▶ **Task goal**
Each record below must be returned exactly as shown.
** START **
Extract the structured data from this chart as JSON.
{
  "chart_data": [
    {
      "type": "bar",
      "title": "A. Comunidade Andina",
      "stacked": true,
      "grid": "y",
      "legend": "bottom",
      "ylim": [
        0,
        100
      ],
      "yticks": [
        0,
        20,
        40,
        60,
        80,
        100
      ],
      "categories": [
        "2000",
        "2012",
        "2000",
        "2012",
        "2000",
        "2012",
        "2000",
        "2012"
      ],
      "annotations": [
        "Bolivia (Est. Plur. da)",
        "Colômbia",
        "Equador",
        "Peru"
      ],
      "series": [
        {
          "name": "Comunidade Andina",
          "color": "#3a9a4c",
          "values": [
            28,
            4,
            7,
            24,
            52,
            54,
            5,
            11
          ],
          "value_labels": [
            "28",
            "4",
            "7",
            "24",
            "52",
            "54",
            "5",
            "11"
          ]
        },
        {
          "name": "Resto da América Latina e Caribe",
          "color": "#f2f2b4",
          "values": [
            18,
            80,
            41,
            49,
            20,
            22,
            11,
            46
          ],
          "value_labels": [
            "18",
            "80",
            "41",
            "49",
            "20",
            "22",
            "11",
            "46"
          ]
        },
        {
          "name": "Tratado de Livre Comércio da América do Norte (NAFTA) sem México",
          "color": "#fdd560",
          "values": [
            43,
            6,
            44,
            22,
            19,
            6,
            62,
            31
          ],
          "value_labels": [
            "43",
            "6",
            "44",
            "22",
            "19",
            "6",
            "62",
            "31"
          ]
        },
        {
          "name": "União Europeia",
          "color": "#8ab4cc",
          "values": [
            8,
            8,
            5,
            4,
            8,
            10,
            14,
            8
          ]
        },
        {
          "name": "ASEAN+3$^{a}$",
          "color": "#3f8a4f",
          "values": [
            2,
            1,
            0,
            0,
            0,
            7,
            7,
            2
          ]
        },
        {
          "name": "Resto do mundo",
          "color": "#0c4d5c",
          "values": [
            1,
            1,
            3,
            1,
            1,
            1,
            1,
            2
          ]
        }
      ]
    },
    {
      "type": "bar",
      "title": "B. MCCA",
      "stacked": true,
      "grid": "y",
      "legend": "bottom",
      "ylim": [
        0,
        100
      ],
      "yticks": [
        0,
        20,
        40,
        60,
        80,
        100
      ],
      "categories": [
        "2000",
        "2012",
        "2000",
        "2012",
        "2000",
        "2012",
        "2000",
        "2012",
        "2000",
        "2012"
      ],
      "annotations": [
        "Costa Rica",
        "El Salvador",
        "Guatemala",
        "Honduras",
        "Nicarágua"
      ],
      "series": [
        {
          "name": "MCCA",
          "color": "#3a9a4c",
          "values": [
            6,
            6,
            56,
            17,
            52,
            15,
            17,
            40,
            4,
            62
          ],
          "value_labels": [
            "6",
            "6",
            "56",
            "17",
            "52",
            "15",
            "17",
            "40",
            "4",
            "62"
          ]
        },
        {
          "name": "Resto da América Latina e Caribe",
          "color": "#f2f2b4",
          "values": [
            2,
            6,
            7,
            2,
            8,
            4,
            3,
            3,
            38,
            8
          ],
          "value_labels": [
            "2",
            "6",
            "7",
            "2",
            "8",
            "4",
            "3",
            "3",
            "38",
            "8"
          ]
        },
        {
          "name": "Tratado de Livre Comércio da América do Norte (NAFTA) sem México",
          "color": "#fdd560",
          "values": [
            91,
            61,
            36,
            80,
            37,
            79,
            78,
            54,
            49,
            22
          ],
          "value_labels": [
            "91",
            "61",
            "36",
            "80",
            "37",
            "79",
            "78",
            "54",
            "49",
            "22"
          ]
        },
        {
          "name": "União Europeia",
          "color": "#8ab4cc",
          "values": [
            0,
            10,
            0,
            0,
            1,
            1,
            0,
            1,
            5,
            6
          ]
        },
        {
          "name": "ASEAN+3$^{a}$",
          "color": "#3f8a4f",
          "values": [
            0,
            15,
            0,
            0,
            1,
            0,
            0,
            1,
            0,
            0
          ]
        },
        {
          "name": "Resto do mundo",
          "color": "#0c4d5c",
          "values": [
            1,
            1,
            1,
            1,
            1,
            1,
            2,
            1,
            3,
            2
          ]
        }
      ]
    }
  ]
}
** END **
▶ **Result below**
Extract the structured data from this chart as JSON.
{
  "chart_data": [
    {
      "type": "bar",
      "title": "A. Comunidade Andina",
      "stacked": true,
      "grid": "y",
      "legend": "bottom",
      "ylim": [
        0,
        100
      ],
      "yticks": [
        0,
        20,
        40,
        60,
        80,
        100
      ],
      "categories": [
        "2000",
        "2012",
        "2000",
        "2012",
        "2000",
        "2012",
        "2000",
        "2012"
      ],
      "annotations": [
        "Bolivia (Est. Plur. da)",
        "Colômbia",
        "Equador",
        "Peru"
      ],
      "series": [
        {
          "name": "Comunidade Andina",
          "color": "#3a9a4c",
          "values": [
            28,
            4,
            7,
            24,
            52,
            54,
            5,
            11
          ],
          "value_labels": [
            "28",
            "4",
            "7",
            "24",
            "52",
            "54",
            "5",
            "11"
          ]
        },
        {
          "name": "Resto da América Latina e Caribe",
          "color": "#f2f2b4",
          "values": [
            18,
            80,
            41,
            49,
            20,
            22,
            11,
            46
          ],
          "value_labels": [
            "18",
            "80",
            "41",
            "49",
            "20",
            "22",
            "11",
            "46"
          ]
        },
        {
          "name": "Tratado de Livre Comércio da América do Norte (NAFTA) sem México",
          "color": "#fdd560",
          "values": [
            43,
            6,
            44,
            22,
            19,
            6,
            62,
            31
          ],
          "value_labels": [
            "43",
            "6",
            "44",
            "22",
            "19",
            "6",
            "62",
            "31"
          ]
        },
        {
          "name": "União Europeia",
          "color": "#8ab4cc",
          "values": [
            8,
            8,
            5,
            4,
            8,
            10,
            14,
            8
          ]
        },
        {
          "name": "ASEAN+3$^{a}$",
          "color": "#3f8a4f",
          "values": [
            2,
            1,
            0,
            0,
            0,
            7,
            7,
            2
          ]
        },
        {
          "name": "Resto do mundo",
          "color": "#0c4d5c",
          "values": [
            1,
            1,
            3,
            1,
            1,
            1,
            1,
            2
          ]
        }
      ]
    },
    {
      "type": "bar",
      "title": "B. MCCA",
      "stacked": true,
      "grid": "y",
      "legend": "bottom",
      "ylim": [
        0,
        100
      ],
      "yticks": [
        0,
        20,
        40,
        60,
        80,
        100
      ],
      "categories": [
        "2000",
        "2012",
        "2000",
        "2012",
        "2000",
        "2012",
        "2000",
        "2012",
        "2000",
        "2012"
      ],
      "annotations": [
        "Costa Rica",
        "El Salvador",
        "Guatemala",
        "Honduras",
        "Nicarágua"
      ],
      "series": [
        {
          "name": "MCCA",
          "color": "#3a9a4c",
          "values": [
            6,
            6,
            56,
            17,
            52,
            15,
            17,
            40,
            4,
            62
          ],
          "value_labels": [
            "6",
            "6",
            "56",
            "17",
            "52",
            "15",
            "17",
            "40",
            "4",
            "62"
          ]
        },
        {
          "name": "Resto da América Latina e Caribe",
          "color": "#f2f2b4",
          "values": [
            2,
            6,
            7,
            2,
            8,
            4,
            3,
            3,
            38,
            8
          ],
          "value_labels": [
            "2",
            "6",
            "7",
            "2",
            "8",
            "4",
            "3",
            "3",
            "38",
            "8"
          ]
        },
        {
          "name": "Tratado de Livre Comércio da América do Norte (NAFTA) sem México",
          "color": "#fdd560",
          "values": [
            91,
            61,
            36,
            80,
            37,
            79,
            78,
            54,
            49,
            22
          ],
          "value_labels": [
            "91",
            "61",
            "36",
            "80",
            "37",
            "79",
            "78",
            "54",
            "49",
            "22"
          ]
        },
        {
          "name": "União Europeia",
          "color": "#8ab4cc",
          "values": [
            0,
            10,
            0,
            0,
            1,
            1,
            0,
            1,
            5,
            6
          ]
        },
        {
          "name": "ASEAN+3$^{a}$",
          "color": "#3f8a4f",
          "values": [
            0,
            15,
            0,
            0,
            1,
            0,
            0,
            1,
            0,
            0
          ]
        },
        {
          "name": "Resto do mundo",
          "color": "#0c4d5c",
          "values": [
            1,
            1,
            1,
            1,
            1,
            1,
            2,
            1,
            3,
            2
          ]
        }
      ]
    }
  ]
}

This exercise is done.